(Records about charts and figures)
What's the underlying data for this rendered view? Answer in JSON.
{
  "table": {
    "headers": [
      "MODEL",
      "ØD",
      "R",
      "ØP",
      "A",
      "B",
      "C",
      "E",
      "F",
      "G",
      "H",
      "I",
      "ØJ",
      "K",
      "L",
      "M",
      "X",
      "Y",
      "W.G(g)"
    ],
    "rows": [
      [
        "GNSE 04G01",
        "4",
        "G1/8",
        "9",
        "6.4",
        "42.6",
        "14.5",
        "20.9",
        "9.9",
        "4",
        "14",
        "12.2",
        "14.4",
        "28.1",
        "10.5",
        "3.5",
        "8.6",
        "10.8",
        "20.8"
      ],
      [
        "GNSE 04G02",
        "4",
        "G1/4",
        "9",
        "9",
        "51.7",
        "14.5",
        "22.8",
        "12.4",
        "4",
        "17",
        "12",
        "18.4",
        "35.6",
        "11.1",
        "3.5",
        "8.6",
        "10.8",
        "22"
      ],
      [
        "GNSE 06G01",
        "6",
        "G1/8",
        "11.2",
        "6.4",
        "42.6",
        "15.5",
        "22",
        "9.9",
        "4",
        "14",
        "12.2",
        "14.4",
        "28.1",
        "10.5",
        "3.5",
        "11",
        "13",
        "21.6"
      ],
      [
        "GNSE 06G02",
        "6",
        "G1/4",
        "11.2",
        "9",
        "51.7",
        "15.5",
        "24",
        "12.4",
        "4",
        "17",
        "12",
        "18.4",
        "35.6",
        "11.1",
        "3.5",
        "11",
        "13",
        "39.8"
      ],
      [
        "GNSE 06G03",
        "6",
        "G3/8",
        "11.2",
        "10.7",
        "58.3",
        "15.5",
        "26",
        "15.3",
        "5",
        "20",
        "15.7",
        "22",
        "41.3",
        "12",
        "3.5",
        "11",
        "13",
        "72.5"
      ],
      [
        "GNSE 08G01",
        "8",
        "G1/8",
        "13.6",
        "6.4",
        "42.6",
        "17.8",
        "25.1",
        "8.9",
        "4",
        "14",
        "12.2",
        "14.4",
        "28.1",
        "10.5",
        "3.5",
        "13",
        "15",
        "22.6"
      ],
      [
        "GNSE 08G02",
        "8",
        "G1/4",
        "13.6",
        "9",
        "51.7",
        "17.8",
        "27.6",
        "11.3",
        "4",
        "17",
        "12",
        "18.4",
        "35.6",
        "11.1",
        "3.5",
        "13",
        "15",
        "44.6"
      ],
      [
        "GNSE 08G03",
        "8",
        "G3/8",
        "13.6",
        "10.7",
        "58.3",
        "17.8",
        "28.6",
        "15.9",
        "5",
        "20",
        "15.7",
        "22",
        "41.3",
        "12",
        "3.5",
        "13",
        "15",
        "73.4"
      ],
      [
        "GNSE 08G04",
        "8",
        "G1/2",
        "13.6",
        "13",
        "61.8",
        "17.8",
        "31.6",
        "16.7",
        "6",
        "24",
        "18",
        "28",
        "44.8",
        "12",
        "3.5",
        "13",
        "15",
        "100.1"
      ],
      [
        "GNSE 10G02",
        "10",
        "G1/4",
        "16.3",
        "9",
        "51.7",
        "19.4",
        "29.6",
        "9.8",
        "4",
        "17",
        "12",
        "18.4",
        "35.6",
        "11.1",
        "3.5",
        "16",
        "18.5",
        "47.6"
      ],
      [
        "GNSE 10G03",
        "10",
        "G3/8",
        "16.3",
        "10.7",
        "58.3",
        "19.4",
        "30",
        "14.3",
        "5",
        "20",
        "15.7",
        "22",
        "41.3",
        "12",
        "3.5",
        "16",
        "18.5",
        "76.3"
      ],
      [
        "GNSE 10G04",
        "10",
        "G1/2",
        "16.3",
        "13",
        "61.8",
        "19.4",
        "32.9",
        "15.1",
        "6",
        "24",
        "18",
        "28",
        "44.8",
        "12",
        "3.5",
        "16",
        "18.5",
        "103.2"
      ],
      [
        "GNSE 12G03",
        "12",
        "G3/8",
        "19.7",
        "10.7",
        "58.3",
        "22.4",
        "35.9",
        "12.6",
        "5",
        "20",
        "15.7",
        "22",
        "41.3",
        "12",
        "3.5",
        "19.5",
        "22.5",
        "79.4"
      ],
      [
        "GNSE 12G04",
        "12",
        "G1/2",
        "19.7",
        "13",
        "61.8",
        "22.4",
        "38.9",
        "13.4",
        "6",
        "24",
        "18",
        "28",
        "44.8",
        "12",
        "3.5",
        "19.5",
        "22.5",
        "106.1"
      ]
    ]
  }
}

▶ [Objective] Reproduce each entry from the records above, character for character.

▶ [Answer to the exercise]
What's the underlying data for this rendered view? Answer in JSON.
{
  "table": {
    "headers": [
      "MODEL",
      "ØD",
      "R",
      "ØP",
      "A",
      "B",
      "C",
      "E",
      "F",
      "G",
      "H",
      "I",
      "ØJ",
      "K",
      "L",
      "M",
      "X",
      "Y",
      "W.G(g)"
    ],
    "rows": [
      [
        "GNSE 04G01",
        "4",
        "G1/8",
        "9",
        "6.4",
        "42.6",
        "14.5",
        "20.9",
        "9.9",
        "4",
        "14",
        "12.2",
        "14.4",
        "28.1",
        "10.5",
        "3.5",
        "8.6",
        "10.8",
        "20.8"
      ],
      [
        "GNSE 04G02",
        "4",
        "G1/4",
        "9",
        "9",
        "51.7",
        "14.5",
        "22.8",
        "12.4",
        "4",
        "17",
        "12",
        "18.4",
        "35.6",
        "11.1",
        "3.5",
        "8.6",
        "10.8",
        "22"
      ],
      [
        "GNSE 06G01",
        "6",
        "G1/8",
        "11.2",
        "6.4",
        "42.6",
        "15.5",
        "22",
        "9.9",
        "4",
        "14",
        "12.2",
        "14.4",
        "28.1",
        "10.5",
        "3.5",
        "11",
        "13",
        "21.6"
      ],
      [
        "GNSE 06G02",
        "6",
        "G1/4",
        "11.2",
        "9",
        "51.7",
        "15.5",
        "24",
        "12.4",
        "4",
        "17",
        "12",
        "18.4",
        "35.6",
        "11.1",
        "3.5",
        "11",
        "13",
        "39.8"
      ],
      [
        "GNSE 06G03",
        "6",
        "G3/8",
        "11.2",
        "10.7",
        "58.3",
        "15.5",
        "26",
        "15.3",
        "5",
        "20",
        "15.7",
        "22",
        "41.3",
        "12",
        "3.5",
        "11",
        "13",
        "72.5"
      ],
      [
        "GNSE 08G01",
        "8",
        "G1/8",
        "13.6",
        "6.4",
        "42.6",
        "17.8",
        "25.1",
        "8.9",
        "4",
        "14",
        "12.2",
        "14.4",
        "28.1",
        "10.5",
        "3.5",
        "13",
        "15",
        "22.6"
      ],
      [
        "GNSE 08G02",
        "8",
        "G1/4",
        "13.6",
        "9",
        "51.7",
        "17.8",
        "27.6",
        "11.3",
        "4",
        "17",
        "12",
        "18.4",
        "35.6",
        "11.1",
        "3.5",
        "13",
        "15",
        "44.6"
      ],
      [
        "GNSE 08G03",
        "8",
        "G3/8",
        "13.6",
        "10.7",
        "58.3",
        "17.8",
        "28.6",
        "15.9",
        "5",
        "20",
        "15.7",
        "22",
        "41.3",
        "12",
        "3.5",
        "13",
        "15",
        "73.4"
      ],
      [
        "GNSE 08G04",
        "8",
        "G1/2",
        "13.6",
        "13",
        "61.8",
        "17.8",
        "31.6",
        "16.7",
        "6",
        "24",
        "18",
        "28",
        "44.8",
        "12",
        "3.5",
        "13",
        "15",
        "100.1"
      ],
      [
        "GNSE 10G02",
        "10",
        "G1/4",
        "16.3",
        "9",
        "51.7",
        "19.4",
        "29.6",
        "9.8",
        "4",
        "17",
        "12",
        "18.4",
        "35.6",
        "11.1",
        "3.5",
        "16",
        "18.5",
        "47.6"
      ],
      [
        "GNSE 10G03",
        "10",
        "G3/8",
        "16.3",
        "10.7",
        "58.3",
        "19.4",
        "30",
        "14.3",
        "5",
        "20",
        "15.7",
        "22",
        "41.3",
        "12",
        "3.5",
        "16",
        "18.5",
        "76.3"
      ],
      [
        "GNSE 10G04",
        "10",
        "G1/2",
        "16.3",
        "13",
        "61.8",
        "19.4",
        "32.9",
        "15.1",
        "6",
        "24",
        "18",
        "28",
        "44.8",
        "12",
        "3.5",
        "16",
        "18.5",
        "103.2"
      ],
      [
        "GNSE 12G03",
        "12",
        "G3/8",
        "19.7",
        "10.7",
        "58.3",
        "22.4",
        "35.9",
        "12.6",
        "5",
        "20",
        "15.7",
        "22",
        "41.3",
        "12",
        "3.5",
        "19.5",
        "22.5",
        "79.4"
      ],
      [
        "GNSE 12G04",
        "12",
        "G1/2",
        "19.7",
        "13",
        "61.8",
        "22.4",
        "38.9",
        "13.4",
        "6",
        "24",
        "18",
        "28",
        "44.8",
        "12",
        "3.5",
        "19.5",
        "22.5",
        "106.1"
      ]
    ]
  }
}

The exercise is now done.